→ YOUR TASK: Give the number of lines below that contain "style", with no other output.

→ SUPPLIED MATERIAL:
---------------
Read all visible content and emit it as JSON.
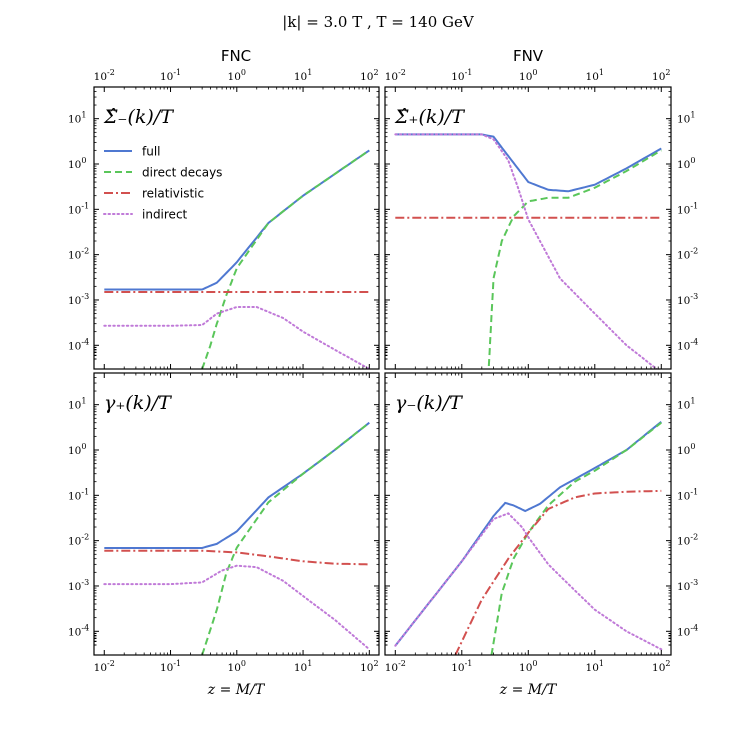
{
  "figure": {
    "title": "|k| = 3.0 T ,    T = 140 GeV",
    "column_titles": [
      "FNC",
      "FNV"
    ],
    "xlabel": "z = M/T",
    "x_ticks": [
      "10^-2",
      "10^-1",
      "10^0",
      "10^1",
      "10^2"
    ],
    "y_ticks": [
      "10^-4",
      "10^-3",
      "10^-2",
      "10^-1",
      "10^0",
      "10^1"
    ],
    "legend": [
      {
        "label": "full",
        "color": "#4f78d1",
        "style": "solid"
      },
      {
        "label": "direct decays",
        "color": "#5ac65a",
        "style": "dashed"
      },
      {
        "label": "relativistic",
        "color": "#d2504f",
        "style": "dashdot"
      },
      {
        "label": "indirect",
        "color": "#c07ad8",
        "style": "dotted"
      }
    ]
  },
  "chart_data": [
    {
      "type": "line",
      "panel": "FNC-top",
      "label": "Σ̂₋(k)/T",
      "xscale": "log",
      "yscale": "log",
      "xlim": [
        0.007,
        140
      ],
      "ylim": [
        3e-05,
        50
      ],
      "series": [
        {
          "name": "full",
          "points": [
            [
              0.01,
              0.0017
            ],
            [
              0.1,
              0.0017
            ],
            [
              0.3,
              0.0017
            ],
            [
              0.5,
              0.0024
            ],
            [
              1,
              0.0068
            ],
            [
              3,
              0.05
            ],
            [
              10,
              0.2
            ],
            [
              30,
              0.6
            ],
            [
              100,
              2.0
            ]
          ]
        },
        {
          "name": "direct decays",
          "points": [
            [
              0.3,
              3e-05
            ],
            [
              0.4,
              0.0001
            ],
            [
              0.5,
              0.0003
            ],
            [
              0.7,
              0.0013
            ],
            [
              1,
              0.005
            ],
            [
              3,
              0.05
            ],
            [
              10,
              0.2
            ],
            [
              30,
              0.6
            ],
            [
              100,
              2.0
            ]
          ]
        },
        {
          "name": "relativistic",
          "points": [
            [
              0.01,
              0.0015
            ],
            [
              1,
              0.0015
            ],
            [
              100,
              0.0015
            ]
          ]
        },
        {
          "name": "indirect",
          "points": [
            [
              0.01,
              0.00027
            ],
            [
              0.1,
              0.00027
            ],
            [
              0.3,
              0.00028
            ],
            [
              0.5,
              0.0005
            ],
            [
              1,
              0.0007
            ],
            [
              2,
              0.0007
            ],
            [
              5,
              0.0004
            ],
            [
              10,
              0.0002
            ],
            [
              30,
              8e-05
            ],
            [
              100,
              3e-05
            ]
          ]
        }
      ]
    },
    {
      "type": "line",
      "panel": "FNV-top",
      "label": "Σ̂₊(k)/T",
      "xscale": "log",
      "yscale": "log",
      "xlim": [
        0.007,
        140
      ],
      "ylim": [
        3e-05,
        50
      ],
      "series": [
        {
          "name": "full",
          "points": [
            [
              0.01,
              4.5
            ],
            [
              0.1,
              4.5
            ],
            [
              0.2,
              4.5
            ],
            [
              0.3,
              4.0
            ],
            [
              0.5,
              1.5
            ],
            [
              1,
              0.4
            ],
            [
              2,
              0.27
            ],
            [
              4,
              0.25
            ],
            [
              10,
              0.35
            ],
            [
              30,
              0.8
            ],
            [
              100,
              2.2
            ]
          ]
        },
        {
          "name": "direct decays",
          "points": [
            [
              0.25,
              2e-05
            ],
            [
              0.3,
              0.003
            ],
            [
              0.4,
              0.02
            ],
            [
              0.6,
              0.07
            ],
            [
              1,
              0.15
            ],
            [
              2,
              0.18
            ],
            [
              4,
              0.18
            ],
            [
              10,
              0.3
            ],
            [
              30,
              0.7
            ],
            [
              100,
              2.0
            ]
          ]
        },
        {
          "name": "relativistic",
          "points": [
            [
              0.01,
              0.065
            ],
            [
              100,
              0.065
            ]
          ]
        },
        {
          "name": "indirect",
          "points": [
            [
              0.01,
              4.5
            ],
            [
              0.2,
              4.5
            ],
            [
              0.3,
              3.5
            ],
            [
              0.5,
              1.2
            ],
            [
              0.7,
              0.3
            ],
            [
              1,
              0.06
            ],
            [
              3,
              0.003
            ],
            [
              10,
              0.0005
            ],
            [
              30,
              0.0001
            ],
            [
              100,
              2.5e-05
            ]
          ]
        }
      ]
    },
    {
      "type": "line",
      "panel": "FNC-bottom",
      "label": "γ₊(k)/T",
      "xscale": "log",
      "yscale": "log",
      "xlim": [
        0.007,
        140
      ],
      "ylim": [
        3e-05,
        50
      ],
      "series": [
        {
          "name": "full",
          "points": [
            [
              0.01,
              0.0069
            ],
            [
              0.1,
              0.0069
            ],
            [
              0.3,
              0.0069
            ],
            [
              0.5,
              0.0085
            ],
            [
              1,
              0.016
            ],
            [
              3,
              0.09
            ],
            [
              10,
              0.3
            ],
            [
              30,
              1.0
            ],
            [
              100,
              4.0
            ]
          ]
        },
        {
          "name": "direct decays",
          "points": [
            [
              0.3,
              3e-05
            ],
            [
              0.5,
              0.0003
            ],
            [
              0.7,
              0.002
            ],
            [
              1,
              0.007
            ],
            [
              3,
              0.07
            ],
            [
              10,
              0.3
            ],
            [
              30,
              1.0
            ],
            [
              100,
              4.0
            ]
          ]
        },
        {
          "name": "relativistic",
          "points": [
            [
              0.01,
              0.006
            ],
            [
              0.3,
              0.006
            ],
            [
              1,
              0.0055
            ],
            [
              3,
              0.0045
            ],
            [
              10,
              0.0035
            ],
            [
              30,
              0.0031
            ],
            [
              100,
              0.003
            ]
          ]
        },
        {
          "name": "indirect",
          "points": [
            [
              0.01,
              0.0011
            ],
            [
              0.1,
              0.0011
            ],
            [
              0.3,
              0.0012
            ],
            [
              0.6,
              0.0022
            ],
            [
              1,
              0.0028
            ],
            [
              2,
              0.0026
            ],
            [
              5,
              0.0013
            ],
            [
              10,
              0.0006
            ],
            [
              30,
              0.00018
            ],
            [
              100,
              4e-05
            ]
          ]
        }
      ]
    },
    {
      "type": "line",
      "panel": "FNV-bottom",
      "label": "γ₋(k)/T",
      "xscale": "log",
      "yscale": "log",
      "xlim": [
        0.007,
        140
      ],
      "ylim": [
        3e-05,
        50
      ],
      "series": [
        {
          "name": "full",
          "points": [
            [
              0.01,
              4.8e-05
            ],
            [
              0.1,
              0.0035
            ],
            [
              0.3,
              0.035
            ],
            [
              0.45,
              0.068
            ],
            [
              0.6,
              0.06
            ],
            [
              0.9,
              0.045
            ],
            [
              1.5,
              0.065
            ],
            [
              3,
              0.15
            ],
            [
              10,
              0.4
            ],
            [
              30,
              1.0
            ],
            [
              100,
              4.2
            ]
          ]
        },
        {
          "name": "direct decays",
          "points": [
            [
              0.28,
              3e-05
            ],
            [
              0.4,
              0.0007
            ],
            [
              0.6,
              0.004
            ],
            [
              1,
              0.015
            ],
            [
              2,
              0.06
            ],
            [
              5,
              0.2
            ],
            [
              10,
              0.35
            ],
            [
              30,
              1.0
            ],
            [
              100,
              4.0
            ]
          ]
        },
        {
          "name": "relativistic",
          "points": [
            [
              0.08,
              3e-05
            ],
            [
              0.2,
              0.0005
            ],
            [
              0.5,
              0.004
            ],
            [
              1,
              0.015
            ],
            [
              2,
              0.05
            ],
            [
              5,
              0.09
            ],
            [
              10,
              0.11
            ],
            [
              30,
              0.12
            ],
            [
              100,
              0.125
            ]
          ]
        },
        {
          "name": "indirect",
          "points": [
            [
              0.01,
              4.8e-05
            ],
            [
              0.1,
              0.0035
            ],
            [
              0.3,
              0.03
            ],
            [
              0.5,
              0.04
            ],
            [
              0.8,
              0.02
            ],
            [
              1,
              0.012
            ],
            [
              2,
              0.003
            ],
            [
              5,
              0.0008
            ],
            [
              10,
              0.0003
            ],
            [
              30,
              0.0001
            ],
            [
              100,
              4e-05
            ]
          ]
        }
      ]
    }
  ]
}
---------------
→ EXERCISE RESPONSE: 4